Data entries
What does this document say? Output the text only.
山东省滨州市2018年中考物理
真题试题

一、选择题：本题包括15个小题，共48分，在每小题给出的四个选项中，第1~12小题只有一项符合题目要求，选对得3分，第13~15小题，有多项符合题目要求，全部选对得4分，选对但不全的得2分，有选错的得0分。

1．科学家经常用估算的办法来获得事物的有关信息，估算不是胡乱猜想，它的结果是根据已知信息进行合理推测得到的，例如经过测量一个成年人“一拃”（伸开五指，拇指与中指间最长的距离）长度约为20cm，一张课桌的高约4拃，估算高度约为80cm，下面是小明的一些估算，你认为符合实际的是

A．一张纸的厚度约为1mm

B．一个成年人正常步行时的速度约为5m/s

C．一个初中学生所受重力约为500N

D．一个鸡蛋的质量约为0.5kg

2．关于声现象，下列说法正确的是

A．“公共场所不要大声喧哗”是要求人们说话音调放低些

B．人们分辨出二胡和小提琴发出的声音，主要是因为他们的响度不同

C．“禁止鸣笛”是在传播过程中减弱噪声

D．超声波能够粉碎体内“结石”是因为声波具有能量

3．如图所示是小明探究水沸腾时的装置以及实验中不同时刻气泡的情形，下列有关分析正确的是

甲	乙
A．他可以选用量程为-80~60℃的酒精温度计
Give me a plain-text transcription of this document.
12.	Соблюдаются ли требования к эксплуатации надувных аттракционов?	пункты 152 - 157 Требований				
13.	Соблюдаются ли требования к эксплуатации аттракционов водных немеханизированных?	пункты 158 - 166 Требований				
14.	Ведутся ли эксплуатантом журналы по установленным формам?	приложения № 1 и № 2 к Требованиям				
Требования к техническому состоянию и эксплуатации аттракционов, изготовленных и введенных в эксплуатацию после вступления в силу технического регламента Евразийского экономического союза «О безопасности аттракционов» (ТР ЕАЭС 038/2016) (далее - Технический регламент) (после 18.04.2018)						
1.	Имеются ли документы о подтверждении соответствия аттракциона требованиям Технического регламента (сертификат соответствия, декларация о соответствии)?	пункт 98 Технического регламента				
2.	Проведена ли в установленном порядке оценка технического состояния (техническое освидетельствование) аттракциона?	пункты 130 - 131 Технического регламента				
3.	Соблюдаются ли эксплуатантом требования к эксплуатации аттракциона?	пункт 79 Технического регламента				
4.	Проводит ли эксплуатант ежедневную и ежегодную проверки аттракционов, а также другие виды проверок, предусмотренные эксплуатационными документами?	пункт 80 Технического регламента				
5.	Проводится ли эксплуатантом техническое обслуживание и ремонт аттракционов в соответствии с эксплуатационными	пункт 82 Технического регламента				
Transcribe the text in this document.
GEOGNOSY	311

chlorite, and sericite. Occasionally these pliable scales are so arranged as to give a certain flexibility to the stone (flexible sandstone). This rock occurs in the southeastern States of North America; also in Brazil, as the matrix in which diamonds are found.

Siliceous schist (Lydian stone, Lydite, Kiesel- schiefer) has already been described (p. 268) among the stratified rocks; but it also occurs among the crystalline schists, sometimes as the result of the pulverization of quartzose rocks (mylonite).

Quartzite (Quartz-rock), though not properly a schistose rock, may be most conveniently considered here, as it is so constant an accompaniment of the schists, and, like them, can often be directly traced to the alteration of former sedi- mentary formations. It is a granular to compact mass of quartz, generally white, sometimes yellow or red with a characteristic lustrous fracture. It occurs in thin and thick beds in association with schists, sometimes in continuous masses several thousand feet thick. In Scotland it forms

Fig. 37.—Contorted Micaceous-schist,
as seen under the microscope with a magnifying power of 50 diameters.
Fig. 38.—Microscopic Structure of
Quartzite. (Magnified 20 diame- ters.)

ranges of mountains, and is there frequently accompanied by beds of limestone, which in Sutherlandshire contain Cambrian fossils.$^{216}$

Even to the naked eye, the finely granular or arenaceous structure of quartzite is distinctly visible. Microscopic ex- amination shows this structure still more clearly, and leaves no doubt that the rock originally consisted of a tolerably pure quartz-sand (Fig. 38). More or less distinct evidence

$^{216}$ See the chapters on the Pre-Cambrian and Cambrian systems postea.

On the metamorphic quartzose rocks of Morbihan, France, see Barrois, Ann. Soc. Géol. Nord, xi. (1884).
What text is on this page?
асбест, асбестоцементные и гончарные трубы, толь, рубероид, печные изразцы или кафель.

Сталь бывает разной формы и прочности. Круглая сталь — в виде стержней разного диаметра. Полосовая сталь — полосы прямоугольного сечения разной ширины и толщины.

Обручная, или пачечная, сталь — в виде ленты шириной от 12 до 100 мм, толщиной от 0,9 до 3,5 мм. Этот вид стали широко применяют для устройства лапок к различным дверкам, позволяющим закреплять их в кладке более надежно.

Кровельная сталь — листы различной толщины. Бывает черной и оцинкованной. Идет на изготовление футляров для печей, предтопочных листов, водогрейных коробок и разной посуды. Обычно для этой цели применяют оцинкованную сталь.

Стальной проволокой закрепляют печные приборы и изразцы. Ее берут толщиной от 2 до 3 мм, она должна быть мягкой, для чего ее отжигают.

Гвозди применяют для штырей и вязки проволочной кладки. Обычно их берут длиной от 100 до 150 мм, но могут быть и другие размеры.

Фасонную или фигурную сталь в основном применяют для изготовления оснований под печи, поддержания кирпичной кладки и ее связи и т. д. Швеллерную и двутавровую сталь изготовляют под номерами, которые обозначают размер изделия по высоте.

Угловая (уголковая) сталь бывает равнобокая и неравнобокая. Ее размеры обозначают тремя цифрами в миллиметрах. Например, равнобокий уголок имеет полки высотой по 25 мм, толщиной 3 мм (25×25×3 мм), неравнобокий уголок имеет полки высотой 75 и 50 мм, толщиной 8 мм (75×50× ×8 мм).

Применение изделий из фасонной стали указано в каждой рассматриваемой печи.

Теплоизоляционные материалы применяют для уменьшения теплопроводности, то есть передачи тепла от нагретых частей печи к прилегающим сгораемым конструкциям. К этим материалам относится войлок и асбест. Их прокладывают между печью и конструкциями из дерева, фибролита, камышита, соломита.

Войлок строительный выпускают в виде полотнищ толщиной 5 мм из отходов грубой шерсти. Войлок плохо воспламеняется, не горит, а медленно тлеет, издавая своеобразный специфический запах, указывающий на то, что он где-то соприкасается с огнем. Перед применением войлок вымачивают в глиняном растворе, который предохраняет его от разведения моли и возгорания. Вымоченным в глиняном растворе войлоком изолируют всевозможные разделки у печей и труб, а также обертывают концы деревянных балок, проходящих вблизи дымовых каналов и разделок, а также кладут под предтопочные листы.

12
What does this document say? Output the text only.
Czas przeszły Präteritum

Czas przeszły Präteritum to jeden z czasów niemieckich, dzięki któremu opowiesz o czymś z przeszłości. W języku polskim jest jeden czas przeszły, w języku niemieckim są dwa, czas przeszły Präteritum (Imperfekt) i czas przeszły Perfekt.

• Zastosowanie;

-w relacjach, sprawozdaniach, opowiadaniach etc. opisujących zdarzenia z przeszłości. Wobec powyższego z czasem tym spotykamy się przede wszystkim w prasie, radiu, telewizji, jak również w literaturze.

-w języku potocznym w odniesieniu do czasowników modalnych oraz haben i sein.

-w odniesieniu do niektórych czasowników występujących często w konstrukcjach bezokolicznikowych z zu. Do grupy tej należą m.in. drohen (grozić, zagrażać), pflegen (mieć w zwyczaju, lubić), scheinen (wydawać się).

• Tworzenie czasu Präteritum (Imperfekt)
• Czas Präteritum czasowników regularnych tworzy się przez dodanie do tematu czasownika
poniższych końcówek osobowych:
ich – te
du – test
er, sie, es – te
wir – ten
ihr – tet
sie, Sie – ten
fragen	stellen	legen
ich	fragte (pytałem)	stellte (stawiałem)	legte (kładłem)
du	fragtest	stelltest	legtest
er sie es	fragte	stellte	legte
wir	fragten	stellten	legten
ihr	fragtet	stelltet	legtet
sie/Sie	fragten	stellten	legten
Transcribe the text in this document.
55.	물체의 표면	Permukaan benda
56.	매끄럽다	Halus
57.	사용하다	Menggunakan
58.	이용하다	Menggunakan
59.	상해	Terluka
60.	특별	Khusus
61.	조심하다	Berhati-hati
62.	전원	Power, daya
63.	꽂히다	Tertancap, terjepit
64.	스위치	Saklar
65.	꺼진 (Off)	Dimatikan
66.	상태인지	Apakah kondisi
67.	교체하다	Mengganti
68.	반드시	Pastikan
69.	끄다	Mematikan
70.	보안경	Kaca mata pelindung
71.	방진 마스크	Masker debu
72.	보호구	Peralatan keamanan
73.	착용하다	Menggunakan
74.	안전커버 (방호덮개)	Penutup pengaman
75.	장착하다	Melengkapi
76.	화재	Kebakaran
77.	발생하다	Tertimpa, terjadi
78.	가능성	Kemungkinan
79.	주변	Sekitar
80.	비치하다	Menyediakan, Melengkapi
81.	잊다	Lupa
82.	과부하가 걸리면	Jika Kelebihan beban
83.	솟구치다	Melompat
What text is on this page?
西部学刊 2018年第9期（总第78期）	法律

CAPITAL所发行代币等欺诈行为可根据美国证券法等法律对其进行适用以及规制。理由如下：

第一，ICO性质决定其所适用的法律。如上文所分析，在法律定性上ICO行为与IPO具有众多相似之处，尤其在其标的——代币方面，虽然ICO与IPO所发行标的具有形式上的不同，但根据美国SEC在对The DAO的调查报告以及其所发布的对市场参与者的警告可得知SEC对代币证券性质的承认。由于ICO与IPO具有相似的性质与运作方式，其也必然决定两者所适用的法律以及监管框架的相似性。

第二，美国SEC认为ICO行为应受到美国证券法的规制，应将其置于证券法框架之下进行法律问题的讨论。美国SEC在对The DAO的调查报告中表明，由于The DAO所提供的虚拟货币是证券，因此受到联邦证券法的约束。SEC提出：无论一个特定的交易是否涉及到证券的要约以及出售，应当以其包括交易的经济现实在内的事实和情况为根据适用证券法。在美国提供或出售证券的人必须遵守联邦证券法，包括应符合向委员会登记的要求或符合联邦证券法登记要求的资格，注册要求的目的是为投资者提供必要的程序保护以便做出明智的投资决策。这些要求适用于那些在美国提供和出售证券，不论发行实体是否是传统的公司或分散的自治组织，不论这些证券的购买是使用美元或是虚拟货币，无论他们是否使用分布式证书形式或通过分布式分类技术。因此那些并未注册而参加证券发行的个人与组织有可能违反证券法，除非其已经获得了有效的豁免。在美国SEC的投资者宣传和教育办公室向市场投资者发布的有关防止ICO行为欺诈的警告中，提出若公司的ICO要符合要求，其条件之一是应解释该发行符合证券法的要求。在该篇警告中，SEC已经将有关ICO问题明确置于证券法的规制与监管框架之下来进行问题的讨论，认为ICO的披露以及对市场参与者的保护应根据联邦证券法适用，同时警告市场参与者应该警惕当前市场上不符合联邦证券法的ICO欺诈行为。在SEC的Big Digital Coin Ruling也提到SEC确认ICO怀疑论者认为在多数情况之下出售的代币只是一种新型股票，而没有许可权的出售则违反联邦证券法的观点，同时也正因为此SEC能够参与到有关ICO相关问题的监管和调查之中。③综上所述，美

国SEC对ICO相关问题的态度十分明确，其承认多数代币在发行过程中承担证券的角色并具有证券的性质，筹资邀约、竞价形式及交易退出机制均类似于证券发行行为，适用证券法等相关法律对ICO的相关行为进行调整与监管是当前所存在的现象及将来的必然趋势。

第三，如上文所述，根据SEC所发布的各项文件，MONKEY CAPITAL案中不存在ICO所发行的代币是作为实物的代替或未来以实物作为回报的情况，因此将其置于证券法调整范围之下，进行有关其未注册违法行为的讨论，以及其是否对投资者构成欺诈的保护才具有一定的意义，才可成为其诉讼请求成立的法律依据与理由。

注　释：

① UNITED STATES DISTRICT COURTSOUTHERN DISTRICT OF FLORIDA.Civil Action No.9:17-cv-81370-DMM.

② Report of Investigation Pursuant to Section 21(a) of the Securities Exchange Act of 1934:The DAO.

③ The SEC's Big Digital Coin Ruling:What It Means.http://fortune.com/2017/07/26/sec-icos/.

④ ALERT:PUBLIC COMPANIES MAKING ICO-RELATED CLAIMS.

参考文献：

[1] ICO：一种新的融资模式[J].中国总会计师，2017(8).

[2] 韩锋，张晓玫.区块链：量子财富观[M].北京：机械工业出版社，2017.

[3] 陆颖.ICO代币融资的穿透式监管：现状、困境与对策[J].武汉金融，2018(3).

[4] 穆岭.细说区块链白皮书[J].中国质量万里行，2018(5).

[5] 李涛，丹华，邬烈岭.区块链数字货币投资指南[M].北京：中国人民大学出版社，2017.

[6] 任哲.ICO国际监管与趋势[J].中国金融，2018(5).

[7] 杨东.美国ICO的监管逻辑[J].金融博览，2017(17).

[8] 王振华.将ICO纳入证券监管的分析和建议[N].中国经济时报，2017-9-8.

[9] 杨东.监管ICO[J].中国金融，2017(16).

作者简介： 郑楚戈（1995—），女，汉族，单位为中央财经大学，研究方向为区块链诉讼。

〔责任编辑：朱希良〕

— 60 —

### AIM
Locate each line containing the string "przeszły" and show it.

### ANSWER TO THIS PROBLEM
Czas przeszły Präteritum
Czas przeszły Präteritum to jeden z czasów niemieckich, dzięki któremu opowiesz o czymś z przeszłości. W języku polskim jest jeden czas przeszły, w języku niemieckim są dwa, czas przeszły Präteritum (Imperfekt) i czas przeszły Perfekt.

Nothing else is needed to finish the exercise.